## WRITTEN INSTRUCTION
Select from the records below every line that has the word "Connection" in it.

--- begin ---

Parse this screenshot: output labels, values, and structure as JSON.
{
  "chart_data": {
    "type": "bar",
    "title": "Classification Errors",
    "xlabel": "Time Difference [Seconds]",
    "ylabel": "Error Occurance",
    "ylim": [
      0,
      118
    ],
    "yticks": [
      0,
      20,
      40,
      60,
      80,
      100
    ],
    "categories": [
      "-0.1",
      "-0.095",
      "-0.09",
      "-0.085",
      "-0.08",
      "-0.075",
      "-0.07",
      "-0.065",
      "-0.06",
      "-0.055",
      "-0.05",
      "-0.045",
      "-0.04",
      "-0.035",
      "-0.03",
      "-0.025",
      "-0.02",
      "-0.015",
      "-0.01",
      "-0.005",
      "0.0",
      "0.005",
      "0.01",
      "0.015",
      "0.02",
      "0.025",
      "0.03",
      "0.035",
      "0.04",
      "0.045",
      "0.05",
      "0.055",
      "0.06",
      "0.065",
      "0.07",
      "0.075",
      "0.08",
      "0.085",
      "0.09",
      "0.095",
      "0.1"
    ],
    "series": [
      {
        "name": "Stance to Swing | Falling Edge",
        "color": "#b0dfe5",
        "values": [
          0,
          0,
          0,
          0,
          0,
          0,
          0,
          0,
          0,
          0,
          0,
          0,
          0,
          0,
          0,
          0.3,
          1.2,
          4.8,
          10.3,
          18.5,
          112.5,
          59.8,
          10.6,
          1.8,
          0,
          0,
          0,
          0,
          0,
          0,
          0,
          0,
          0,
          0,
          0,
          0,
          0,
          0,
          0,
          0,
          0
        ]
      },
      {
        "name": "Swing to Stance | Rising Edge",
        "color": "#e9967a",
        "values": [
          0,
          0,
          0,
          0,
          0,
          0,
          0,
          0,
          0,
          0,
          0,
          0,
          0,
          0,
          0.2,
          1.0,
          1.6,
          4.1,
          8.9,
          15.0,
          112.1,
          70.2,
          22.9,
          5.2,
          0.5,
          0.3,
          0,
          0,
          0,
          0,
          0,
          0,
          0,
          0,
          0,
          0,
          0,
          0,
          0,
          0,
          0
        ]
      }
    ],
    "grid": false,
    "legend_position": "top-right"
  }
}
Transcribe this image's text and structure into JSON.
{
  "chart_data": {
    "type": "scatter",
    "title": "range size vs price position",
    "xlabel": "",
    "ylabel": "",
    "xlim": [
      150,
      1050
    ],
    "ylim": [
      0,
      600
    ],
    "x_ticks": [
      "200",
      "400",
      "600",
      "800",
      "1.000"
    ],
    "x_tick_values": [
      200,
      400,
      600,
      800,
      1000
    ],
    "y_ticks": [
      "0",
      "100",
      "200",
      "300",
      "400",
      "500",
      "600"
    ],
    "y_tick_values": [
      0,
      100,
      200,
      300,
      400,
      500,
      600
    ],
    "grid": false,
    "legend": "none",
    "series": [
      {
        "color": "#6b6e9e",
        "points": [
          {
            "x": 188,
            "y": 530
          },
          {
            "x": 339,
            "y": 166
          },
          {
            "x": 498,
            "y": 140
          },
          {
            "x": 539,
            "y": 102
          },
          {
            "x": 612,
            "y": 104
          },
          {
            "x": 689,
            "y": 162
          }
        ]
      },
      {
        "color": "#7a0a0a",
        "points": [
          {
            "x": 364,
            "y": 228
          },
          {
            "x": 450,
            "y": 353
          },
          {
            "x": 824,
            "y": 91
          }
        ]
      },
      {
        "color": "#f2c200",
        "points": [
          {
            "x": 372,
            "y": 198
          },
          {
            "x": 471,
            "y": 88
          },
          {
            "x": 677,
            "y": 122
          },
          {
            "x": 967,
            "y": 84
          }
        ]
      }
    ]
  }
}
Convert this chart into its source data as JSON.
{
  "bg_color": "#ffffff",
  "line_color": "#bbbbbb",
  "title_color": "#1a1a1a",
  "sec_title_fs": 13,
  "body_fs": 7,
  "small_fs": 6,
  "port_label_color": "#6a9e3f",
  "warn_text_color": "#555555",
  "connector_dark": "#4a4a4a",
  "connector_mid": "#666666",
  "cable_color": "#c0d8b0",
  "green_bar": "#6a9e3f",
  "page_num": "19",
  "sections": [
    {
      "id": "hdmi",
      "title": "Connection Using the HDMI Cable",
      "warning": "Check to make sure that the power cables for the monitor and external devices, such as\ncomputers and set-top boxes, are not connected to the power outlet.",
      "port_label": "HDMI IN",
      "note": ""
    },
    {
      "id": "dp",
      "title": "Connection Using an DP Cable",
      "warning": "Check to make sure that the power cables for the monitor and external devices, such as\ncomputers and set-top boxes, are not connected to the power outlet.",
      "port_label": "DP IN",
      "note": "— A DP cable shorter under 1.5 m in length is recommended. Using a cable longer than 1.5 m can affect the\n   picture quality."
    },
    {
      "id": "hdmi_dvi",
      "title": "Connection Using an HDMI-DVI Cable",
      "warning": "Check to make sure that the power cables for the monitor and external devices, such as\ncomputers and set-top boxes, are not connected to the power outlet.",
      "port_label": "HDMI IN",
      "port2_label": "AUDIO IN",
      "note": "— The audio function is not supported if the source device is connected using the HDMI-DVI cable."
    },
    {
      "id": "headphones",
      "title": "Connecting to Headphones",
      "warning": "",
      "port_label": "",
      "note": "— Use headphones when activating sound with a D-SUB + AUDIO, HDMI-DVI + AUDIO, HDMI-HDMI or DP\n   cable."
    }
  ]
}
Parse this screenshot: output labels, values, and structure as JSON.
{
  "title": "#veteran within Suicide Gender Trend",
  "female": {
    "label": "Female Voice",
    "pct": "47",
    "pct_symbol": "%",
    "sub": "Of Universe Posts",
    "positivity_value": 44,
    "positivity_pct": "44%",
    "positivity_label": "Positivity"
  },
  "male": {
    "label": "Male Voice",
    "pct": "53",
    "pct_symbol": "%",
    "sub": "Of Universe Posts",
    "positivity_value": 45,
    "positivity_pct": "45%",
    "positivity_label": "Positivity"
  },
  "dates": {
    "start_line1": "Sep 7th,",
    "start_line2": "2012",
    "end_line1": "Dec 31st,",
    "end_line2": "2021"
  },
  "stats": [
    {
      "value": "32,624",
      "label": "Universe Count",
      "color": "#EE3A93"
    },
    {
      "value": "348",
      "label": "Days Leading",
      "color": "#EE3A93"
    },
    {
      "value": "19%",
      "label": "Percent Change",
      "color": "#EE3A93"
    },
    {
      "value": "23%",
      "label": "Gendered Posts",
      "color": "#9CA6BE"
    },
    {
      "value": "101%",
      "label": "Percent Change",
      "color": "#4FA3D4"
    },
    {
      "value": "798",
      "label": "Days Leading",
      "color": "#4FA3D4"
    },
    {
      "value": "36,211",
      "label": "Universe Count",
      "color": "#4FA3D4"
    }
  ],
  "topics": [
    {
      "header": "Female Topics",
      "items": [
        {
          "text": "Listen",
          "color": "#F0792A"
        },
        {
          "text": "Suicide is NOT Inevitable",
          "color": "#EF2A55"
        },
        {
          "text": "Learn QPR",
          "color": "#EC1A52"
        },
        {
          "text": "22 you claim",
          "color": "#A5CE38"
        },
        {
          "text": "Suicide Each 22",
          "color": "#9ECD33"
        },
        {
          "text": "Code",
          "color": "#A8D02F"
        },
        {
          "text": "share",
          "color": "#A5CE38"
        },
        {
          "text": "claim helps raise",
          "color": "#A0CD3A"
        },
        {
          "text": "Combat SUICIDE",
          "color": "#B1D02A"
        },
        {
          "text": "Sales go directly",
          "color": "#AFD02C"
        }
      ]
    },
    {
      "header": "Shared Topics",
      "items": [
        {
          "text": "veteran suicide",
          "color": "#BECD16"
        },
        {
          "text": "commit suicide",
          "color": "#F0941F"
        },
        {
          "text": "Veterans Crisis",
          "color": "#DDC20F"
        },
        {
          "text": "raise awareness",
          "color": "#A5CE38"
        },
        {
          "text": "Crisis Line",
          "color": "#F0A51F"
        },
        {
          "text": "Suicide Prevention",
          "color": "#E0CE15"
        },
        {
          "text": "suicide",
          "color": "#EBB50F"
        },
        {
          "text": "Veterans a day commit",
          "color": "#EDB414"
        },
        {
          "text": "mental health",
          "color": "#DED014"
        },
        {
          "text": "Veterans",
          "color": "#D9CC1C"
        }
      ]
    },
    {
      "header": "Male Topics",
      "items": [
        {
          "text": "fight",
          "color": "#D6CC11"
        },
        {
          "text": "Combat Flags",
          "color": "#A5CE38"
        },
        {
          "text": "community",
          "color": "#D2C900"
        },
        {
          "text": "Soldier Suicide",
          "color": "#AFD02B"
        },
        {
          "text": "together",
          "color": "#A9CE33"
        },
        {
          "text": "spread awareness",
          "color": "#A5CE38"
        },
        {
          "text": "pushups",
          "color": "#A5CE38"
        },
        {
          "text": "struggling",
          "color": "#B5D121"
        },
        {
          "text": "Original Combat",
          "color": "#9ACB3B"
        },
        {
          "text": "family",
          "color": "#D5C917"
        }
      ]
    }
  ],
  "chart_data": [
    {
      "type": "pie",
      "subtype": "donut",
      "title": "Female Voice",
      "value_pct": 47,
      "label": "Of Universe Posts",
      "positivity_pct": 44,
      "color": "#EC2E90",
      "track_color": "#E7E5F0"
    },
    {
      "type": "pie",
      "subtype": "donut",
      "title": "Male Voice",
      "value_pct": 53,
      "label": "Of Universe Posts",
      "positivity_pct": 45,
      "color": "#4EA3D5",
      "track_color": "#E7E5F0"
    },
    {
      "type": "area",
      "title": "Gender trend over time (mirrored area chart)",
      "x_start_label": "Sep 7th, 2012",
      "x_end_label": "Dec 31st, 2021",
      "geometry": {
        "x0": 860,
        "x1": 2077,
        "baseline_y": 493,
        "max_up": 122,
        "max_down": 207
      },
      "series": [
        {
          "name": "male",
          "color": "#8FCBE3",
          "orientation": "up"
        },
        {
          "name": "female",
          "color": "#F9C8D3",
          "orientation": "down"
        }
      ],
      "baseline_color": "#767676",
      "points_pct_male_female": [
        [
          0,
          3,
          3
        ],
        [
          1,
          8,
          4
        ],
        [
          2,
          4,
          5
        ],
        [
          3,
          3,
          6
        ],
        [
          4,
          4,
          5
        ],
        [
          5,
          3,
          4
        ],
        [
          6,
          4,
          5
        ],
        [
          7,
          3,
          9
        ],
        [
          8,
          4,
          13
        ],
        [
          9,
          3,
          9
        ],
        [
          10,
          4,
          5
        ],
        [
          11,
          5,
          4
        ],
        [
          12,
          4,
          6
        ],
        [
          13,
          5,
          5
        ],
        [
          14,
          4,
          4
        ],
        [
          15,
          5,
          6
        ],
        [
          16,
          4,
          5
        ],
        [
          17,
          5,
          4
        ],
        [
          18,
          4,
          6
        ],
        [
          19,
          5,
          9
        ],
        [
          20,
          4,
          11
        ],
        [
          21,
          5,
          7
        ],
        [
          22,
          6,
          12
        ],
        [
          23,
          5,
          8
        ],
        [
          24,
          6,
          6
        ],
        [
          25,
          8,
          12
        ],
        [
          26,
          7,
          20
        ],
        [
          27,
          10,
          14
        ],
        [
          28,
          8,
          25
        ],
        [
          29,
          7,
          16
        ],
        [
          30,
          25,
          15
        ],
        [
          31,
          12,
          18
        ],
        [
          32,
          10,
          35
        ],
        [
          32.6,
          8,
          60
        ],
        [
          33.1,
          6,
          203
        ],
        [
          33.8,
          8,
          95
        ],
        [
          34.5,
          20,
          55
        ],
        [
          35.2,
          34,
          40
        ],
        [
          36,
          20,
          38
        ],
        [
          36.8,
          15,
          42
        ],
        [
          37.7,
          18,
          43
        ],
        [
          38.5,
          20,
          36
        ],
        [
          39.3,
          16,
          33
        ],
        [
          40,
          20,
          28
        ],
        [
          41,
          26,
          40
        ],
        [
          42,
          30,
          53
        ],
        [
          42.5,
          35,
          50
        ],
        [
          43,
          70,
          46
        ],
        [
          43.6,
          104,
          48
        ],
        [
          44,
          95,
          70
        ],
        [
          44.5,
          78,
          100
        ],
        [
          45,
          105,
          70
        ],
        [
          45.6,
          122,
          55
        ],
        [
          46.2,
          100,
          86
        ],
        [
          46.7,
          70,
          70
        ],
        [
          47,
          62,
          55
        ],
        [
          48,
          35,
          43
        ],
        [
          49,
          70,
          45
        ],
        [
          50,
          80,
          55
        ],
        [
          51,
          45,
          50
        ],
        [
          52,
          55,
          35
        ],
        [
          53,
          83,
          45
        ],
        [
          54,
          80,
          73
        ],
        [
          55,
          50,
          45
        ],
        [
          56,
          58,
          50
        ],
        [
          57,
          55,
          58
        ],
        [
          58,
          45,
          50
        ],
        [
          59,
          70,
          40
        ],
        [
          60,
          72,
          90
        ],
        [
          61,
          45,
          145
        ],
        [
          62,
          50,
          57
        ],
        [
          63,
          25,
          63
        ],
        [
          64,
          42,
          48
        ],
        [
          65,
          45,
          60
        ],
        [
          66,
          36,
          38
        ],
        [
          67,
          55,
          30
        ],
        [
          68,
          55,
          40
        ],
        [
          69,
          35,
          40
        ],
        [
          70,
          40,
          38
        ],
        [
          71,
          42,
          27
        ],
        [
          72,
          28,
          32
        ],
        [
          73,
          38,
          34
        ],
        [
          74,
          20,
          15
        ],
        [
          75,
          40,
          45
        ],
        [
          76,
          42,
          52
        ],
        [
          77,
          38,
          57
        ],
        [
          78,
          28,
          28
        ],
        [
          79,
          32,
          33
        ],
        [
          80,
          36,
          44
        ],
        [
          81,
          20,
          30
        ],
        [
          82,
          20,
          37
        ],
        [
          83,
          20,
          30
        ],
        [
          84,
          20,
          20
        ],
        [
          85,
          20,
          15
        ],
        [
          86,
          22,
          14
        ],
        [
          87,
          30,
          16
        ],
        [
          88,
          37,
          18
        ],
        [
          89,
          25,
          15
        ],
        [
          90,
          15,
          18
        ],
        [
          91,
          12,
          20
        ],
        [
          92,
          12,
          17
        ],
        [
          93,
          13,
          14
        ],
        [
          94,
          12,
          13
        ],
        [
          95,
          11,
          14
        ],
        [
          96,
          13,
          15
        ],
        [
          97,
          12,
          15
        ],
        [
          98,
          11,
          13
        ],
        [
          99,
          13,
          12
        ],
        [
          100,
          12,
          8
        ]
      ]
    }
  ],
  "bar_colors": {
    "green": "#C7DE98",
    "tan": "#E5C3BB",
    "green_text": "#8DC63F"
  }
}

--- end ---

## THE RESPONSE
      "title": "Connection Using the HDMI Cable",
      "title": "Connection Using an DP Cable",
      "title": "Connection Using an HDMI-DVI Cable",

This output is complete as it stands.